begin
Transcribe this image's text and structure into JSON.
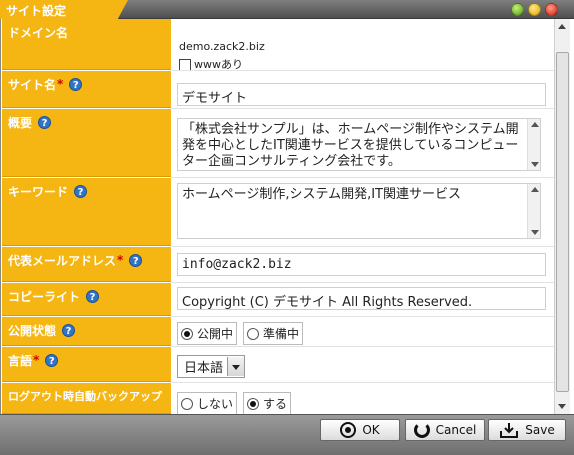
{
  "window": {
    "title": "サイト設定",
    "colors": {
      "accent": "#f5b614",
      "required": "#d40000",
      "help": "#2f74c8"
    }
  },
  "form": {
    "domain": {
      "label": "ドメイン名",
      "value": "demo.zack2.biz",
      "checkbox_label": "wwwあり",
      "checked": false
    },
    "site_name": {
      "label": "サイト名",
      "required_mark": "*",
      "value": "デモサイト"
    },
    "summary": {
      "label": "概要",
      "value": "「株式会社サンプル」は、ホームページ制作やシステム開発を中心としたIT関連サービスを提供しているコンピューター企画コンサルティング会社です。"
    },
    "keywords": {
      "label": "キーワード",
      "value": "ホームページ制作,システム開発,IT関連サービス"
    },
    "email": {
      "label": "代表メールアドレス",
      "required_mark": "*",
      "value": "info@zack2.biz"
    },
    "copyright": {
      "label": "コピーライト",
      "value": "Copyright (C) デモサイト All Rights Reserved."
    },
    "publish_status": {
      "label": "公開状態",
      "options": [
        "公開中",
        "準備中"
      ],
      "selected": "公開中"
    },
    "language": {
      "label": "言語",
      "required_mark": "*",
      "value": "日本語"
    },
    "auto_backup": {
      "label": "ログアウト時自動バックアップ",
      "options": [
        "しない",
        "する"
      ],
      "selected": "する"
    }
  },
  "buttons": {
    "ok": "OK",
    "cancel": "Cancel",
    "save": "Save"
  },
  "icons": {
    "help": "?"
  }
}
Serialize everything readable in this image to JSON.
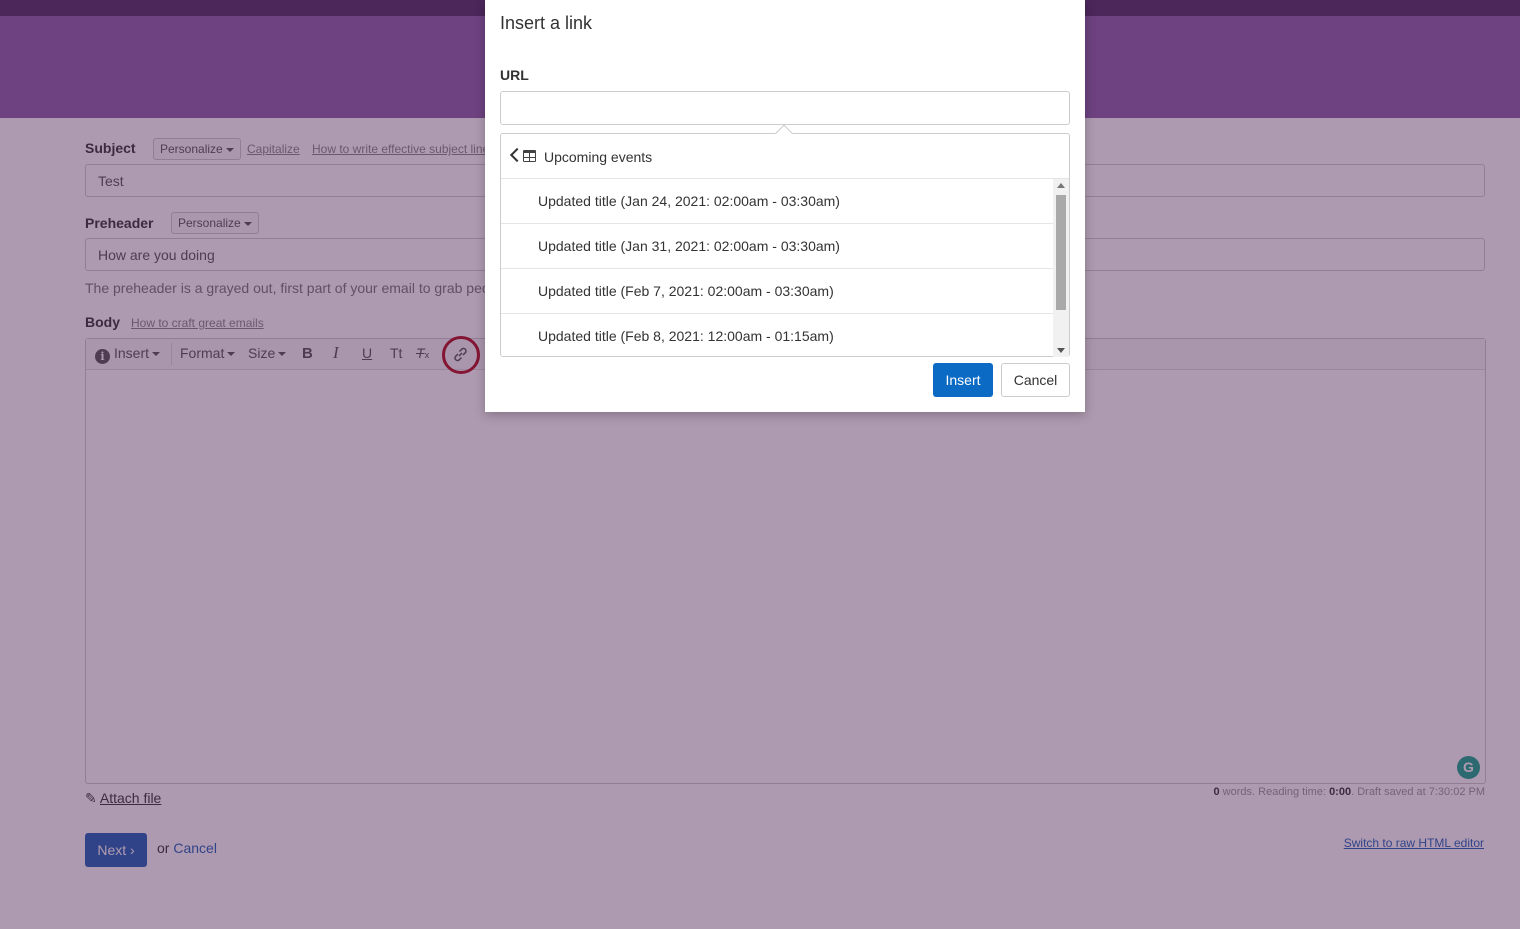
{
  "form": {
    "subject_label": "Subject",
    "subject_personalize": "Personalize",
    "capitalize_link": "Capitalize",
    "subject_help_link": "How to write effective subject lines",
    "subject_value": "Test",
    "preheader_label": "Preheader",
    "preheader_personalize": "Personalize",
    "preheader_value": "How are you doing",
    "preheader_help": "The preheader is a grayed out, first part of your email to grab people's attention",
    "body_label": "Body",
    "body_help_link": "How to craft great emails"
  },
  "toolbar": {
    "insert": "Insert",
    "format": "Format",
    "size": "Size",
    "bold": "B",
    "italic": "I",
    "underline": "U",
    "text_case": "Tt",
    "clear_format": "T",
    "clear_sub": "x"
  },
  "footer": {
    "attach_file": "Attach file",
    "word_count": "0",
    "words_text": " words. Reading time: ",
    "reading_time": "0:00",
    "draft_saved": ". Draft saved at 7:30:02 PM",
    "next_button": "Next ›",
    "or_text": "or ",
    "cancel_link": "Cancel",
    "raw_html_link": "Switch to raw HTML editor"
  },
  "modal": {
    "title": "Insert a link",
    "url_label": "URL",
    "url_value": "",
    "dropdown_header": "Upcoming events",
    "events": [
      "Updated title (Jan 24, 2021: 02:00am - 03:30am)",
      "Updated title (Jan 31, 2021: 02:00am - 03:30am)",
      "Updated title (Feb 7, 2021: 02:00am - 03:30am)",
      "Updated title (Feb 8, 2021: 12:00am - 01:15am)"
    ],
    "insert_button": "Insert",
    "cancel_button": "Cancel"
  },
  "colors": {
    "primary_button": "#0a6ac4",
    "header_bar": "#4b2f63",
    "highlight_ring": "#b10d1d"
  }
}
end
EXERCISE GOAL: In the records above, locate the line with "Serialize everything readable"; output it and each line after it through the last one, exactly, omitting pictures.

SOLVED EXERCISE:
Serialize everything readable in this image to JSON.
{
  "form": {
    "subject_label": "Subject",
    "subject_personalize": "Personalize",
    "capitalize_link": "Capitalize",
    "subject_help_link": "How to write effective subject lines",
    "subject_value": "Test",
    "preheader_label": "Preheader",
    "preheader_personalize": "Personalize",
    "preheader_value": "How are you doing",
    "preheader_help": "The preheader is a grayed out, first part of your email to grab people's attention",
    "body_label": "Body",
    "body_help_link": "How to craft great emails"
  },
  "toolbar": {
    "insert": "Insert",
    "format": "Format",
    "size": "Size",
    "bold": "B",
    "italic": "I",
    "underline": "U",
    "text_case": "Tt",
    "clear_format": "T",
    "clear_sub": "x"
  },
  "footer": {
    "attach_file": "Attach file",
    "word_count": "0",
    "words_text": " words. Reading time: ",
    "reading_time": "0:00",
    "draft_saved": ". Draft saved at 7:30:02 PM",
    "next_button": "Next ›",
    "or_text": "or ",
    "cancel_link": "Cancel",
    "raw_html_link": "Switch to raw HTML editor"
  },
  "modal": {
    "title": "Insert a link",
    "url_label": "URL",
    "url_value": "",
    "dropdown_header": "Upcoming events",
    "events": [
      "Updated title (Jan 24, 2021: 02:00am - 03:30am)",
      "Updated title (Jan 31, 2021: 02:00am - 03:30am)",
      "Updated title (Feb 7, 2021: 02:00am - 03:30am)",
      "Updated title (Feb 8, 2021: 12:00am - 01:15am)"
    ],
    "insert_button": "Insert",
    "cancel_button": "Cancel"
  },
  "colors": {
    "primary_button": "#0a6ac4",
    "header_bar": "#4b2f63",
    "highlight_ring": "#b10d1d"
  }
}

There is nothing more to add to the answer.